## Figure data in JSON
_ _ _ _ _ _ _

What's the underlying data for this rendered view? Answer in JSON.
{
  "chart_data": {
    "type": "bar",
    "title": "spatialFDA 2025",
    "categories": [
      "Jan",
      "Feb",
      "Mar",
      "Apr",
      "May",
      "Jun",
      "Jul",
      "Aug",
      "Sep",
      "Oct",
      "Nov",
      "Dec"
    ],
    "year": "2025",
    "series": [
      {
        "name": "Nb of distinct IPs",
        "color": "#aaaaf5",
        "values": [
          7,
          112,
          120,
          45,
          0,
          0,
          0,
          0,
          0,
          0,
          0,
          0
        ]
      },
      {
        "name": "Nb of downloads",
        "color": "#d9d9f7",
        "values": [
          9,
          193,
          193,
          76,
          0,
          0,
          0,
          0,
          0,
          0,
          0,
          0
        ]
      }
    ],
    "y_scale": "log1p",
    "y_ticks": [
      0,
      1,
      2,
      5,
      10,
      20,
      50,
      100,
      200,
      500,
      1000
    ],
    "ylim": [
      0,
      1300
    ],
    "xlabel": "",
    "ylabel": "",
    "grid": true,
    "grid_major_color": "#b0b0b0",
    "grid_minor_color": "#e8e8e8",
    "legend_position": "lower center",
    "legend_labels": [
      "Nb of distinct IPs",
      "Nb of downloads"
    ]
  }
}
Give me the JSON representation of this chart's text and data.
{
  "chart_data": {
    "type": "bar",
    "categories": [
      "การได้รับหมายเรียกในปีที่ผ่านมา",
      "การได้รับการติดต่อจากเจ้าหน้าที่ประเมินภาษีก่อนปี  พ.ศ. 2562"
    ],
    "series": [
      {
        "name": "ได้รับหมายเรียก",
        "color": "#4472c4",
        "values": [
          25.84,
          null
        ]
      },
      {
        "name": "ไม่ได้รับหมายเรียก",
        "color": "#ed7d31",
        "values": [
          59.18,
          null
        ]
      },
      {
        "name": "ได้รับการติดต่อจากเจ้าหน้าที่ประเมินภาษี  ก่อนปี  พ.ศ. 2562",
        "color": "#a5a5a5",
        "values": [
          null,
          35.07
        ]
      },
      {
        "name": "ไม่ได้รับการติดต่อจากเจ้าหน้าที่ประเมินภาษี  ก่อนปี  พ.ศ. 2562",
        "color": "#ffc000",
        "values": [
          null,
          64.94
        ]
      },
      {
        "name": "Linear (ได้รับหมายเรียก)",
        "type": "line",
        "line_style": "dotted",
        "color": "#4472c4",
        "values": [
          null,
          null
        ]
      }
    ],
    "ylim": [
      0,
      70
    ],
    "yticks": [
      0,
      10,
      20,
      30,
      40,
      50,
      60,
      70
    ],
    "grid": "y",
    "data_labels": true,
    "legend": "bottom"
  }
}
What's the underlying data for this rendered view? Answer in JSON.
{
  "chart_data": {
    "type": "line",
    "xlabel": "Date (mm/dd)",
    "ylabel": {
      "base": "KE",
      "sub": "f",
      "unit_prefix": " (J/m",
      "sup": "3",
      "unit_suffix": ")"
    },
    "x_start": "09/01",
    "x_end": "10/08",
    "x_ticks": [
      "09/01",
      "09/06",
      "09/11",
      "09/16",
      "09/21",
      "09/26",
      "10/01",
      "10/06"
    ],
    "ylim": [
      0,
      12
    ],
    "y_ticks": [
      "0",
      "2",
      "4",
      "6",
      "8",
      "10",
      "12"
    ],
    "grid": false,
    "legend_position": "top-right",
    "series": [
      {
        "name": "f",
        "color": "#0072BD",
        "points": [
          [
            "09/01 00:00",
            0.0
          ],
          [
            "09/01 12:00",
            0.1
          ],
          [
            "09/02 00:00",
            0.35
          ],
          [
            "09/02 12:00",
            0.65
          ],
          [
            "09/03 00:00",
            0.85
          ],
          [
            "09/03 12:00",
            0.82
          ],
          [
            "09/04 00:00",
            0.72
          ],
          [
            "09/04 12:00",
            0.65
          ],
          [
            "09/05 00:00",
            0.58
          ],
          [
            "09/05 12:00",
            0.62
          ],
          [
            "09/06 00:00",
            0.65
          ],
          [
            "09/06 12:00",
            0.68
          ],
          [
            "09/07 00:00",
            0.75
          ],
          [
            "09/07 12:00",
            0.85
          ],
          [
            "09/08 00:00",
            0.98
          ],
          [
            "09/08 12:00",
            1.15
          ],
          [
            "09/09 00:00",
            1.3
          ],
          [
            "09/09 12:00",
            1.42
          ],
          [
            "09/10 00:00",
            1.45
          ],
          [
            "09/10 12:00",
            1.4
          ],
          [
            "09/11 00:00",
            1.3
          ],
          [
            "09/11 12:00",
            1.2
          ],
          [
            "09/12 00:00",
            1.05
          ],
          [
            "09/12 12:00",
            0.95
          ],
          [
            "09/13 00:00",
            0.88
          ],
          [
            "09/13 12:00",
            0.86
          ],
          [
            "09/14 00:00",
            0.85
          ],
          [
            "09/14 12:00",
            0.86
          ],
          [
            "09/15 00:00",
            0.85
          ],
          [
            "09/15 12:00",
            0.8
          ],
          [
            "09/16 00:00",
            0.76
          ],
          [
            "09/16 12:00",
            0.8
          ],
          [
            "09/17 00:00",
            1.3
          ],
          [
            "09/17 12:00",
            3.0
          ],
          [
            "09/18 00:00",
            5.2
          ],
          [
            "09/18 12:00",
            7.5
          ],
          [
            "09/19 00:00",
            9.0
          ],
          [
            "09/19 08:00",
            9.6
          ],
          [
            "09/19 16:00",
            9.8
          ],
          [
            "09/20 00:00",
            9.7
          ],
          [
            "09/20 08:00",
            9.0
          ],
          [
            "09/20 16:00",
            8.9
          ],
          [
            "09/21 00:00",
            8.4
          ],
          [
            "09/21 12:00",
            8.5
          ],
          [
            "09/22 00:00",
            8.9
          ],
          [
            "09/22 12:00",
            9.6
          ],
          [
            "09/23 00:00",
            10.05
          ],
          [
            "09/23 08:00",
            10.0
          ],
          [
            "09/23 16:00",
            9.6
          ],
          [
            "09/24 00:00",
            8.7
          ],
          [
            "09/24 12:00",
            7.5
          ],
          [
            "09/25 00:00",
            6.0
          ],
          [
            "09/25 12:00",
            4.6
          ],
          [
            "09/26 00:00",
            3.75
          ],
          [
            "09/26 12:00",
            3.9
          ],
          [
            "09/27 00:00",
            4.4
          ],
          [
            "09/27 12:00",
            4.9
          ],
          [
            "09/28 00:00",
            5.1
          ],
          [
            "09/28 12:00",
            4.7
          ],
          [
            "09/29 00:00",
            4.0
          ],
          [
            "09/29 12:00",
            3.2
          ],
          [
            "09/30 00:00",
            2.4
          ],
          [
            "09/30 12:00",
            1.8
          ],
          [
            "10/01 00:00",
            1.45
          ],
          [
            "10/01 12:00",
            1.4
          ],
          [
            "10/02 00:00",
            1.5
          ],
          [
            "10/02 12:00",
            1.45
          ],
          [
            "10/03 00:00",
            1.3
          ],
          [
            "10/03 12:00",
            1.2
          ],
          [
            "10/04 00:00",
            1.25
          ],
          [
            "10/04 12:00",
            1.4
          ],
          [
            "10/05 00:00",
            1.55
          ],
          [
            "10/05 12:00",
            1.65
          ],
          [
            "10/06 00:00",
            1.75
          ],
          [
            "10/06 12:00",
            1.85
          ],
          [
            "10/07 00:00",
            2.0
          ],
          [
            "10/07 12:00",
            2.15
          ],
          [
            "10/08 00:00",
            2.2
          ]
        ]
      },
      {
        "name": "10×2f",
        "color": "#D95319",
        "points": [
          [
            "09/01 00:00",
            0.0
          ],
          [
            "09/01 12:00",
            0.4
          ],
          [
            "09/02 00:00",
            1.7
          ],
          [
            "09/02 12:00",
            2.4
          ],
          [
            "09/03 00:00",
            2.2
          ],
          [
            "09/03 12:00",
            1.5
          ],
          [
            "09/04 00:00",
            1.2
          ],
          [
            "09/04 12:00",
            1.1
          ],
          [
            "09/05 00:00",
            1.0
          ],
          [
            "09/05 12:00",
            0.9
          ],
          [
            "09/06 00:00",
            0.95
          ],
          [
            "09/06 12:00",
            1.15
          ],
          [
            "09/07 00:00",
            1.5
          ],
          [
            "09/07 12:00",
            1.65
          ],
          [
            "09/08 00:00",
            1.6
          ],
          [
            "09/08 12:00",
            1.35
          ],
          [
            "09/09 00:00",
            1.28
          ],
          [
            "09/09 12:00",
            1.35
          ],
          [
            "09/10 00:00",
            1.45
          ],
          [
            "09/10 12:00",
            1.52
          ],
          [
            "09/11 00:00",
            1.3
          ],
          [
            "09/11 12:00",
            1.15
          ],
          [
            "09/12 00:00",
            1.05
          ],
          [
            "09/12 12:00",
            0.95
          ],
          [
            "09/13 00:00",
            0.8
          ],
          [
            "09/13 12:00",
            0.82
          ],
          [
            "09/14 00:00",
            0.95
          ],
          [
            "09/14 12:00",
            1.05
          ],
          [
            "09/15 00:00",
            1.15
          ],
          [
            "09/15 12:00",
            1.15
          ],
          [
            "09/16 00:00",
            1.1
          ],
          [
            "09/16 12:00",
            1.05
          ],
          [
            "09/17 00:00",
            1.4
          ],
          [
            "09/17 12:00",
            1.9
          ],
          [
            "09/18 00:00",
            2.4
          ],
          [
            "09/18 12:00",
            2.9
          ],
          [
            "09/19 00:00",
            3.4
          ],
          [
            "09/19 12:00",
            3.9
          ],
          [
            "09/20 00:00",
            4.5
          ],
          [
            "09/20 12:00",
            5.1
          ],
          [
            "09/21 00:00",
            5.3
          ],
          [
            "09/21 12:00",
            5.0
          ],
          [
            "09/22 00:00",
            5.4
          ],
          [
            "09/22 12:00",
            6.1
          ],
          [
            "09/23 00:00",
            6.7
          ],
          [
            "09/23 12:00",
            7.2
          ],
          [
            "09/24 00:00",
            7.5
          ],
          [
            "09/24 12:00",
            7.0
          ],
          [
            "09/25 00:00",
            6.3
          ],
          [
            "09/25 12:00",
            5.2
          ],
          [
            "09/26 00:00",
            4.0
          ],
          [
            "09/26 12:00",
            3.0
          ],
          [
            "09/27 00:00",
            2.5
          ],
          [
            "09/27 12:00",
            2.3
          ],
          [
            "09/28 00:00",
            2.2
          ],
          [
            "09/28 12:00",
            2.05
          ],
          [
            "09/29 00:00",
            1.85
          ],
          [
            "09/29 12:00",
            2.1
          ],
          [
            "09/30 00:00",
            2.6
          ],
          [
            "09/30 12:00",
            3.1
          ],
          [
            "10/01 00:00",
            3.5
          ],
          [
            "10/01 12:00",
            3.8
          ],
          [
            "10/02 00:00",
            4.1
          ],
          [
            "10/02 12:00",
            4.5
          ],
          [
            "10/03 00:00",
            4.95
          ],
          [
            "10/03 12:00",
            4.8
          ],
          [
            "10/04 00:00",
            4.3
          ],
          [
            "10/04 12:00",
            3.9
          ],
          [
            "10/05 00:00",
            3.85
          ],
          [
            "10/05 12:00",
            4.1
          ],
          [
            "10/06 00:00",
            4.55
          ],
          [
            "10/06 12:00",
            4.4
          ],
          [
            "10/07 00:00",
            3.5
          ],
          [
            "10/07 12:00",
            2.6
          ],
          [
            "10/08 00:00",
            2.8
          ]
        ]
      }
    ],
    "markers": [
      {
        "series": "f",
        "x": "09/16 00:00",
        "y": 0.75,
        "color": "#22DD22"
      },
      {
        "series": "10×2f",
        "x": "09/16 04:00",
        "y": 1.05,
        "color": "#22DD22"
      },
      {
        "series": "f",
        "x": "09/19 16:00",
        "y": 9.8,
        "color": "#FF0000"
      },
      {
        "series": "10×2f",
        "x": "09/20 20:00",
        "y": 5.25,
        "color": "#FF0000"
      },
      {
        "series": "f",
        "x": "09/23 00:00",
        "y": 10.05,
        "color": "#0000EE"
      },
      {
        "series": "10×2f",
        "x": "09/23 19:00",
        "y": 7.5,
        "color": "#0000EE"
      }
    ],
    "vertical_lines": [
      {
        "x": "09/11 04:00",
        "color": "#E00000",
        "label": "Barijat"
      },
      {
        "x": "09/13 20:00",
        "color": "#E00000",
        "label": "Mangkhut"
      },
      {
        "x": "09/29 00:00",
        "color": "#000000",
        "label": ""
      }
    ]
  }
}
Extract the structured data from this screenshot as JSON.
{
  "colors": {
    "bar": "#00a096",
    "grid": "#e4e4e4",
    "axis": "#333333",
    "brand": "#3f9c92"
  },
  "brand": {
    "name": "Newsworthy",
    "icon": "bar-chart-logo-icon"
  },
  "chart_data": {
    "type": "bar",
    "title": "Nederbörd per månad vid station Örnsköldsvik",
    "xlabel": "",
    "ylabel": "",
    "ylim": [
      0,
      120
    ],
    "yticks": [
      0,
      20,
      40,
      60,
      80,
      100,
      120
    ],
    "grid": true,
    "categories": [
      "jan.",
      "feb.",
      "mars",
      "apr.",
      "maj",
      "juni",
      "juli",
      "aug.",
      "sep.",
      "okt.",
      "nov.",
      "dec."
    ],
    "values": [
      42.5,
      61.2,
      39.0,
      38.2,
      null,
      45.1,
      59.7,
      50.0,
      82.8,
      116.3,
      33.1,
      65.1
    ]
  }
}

_ _ _ _ _ _ _

## WRITTEN INSTRUCTION
From the data above, show each line that contains "การได".

## CORRECT RESPONSE
      "การได้รับหมายเรียกในปีที่ผ่านมา",
      "การได้รับการติดต่อจากเจ้าหน้าที่ประเมินภาษีก่อนปี  พ.ศ. 2562"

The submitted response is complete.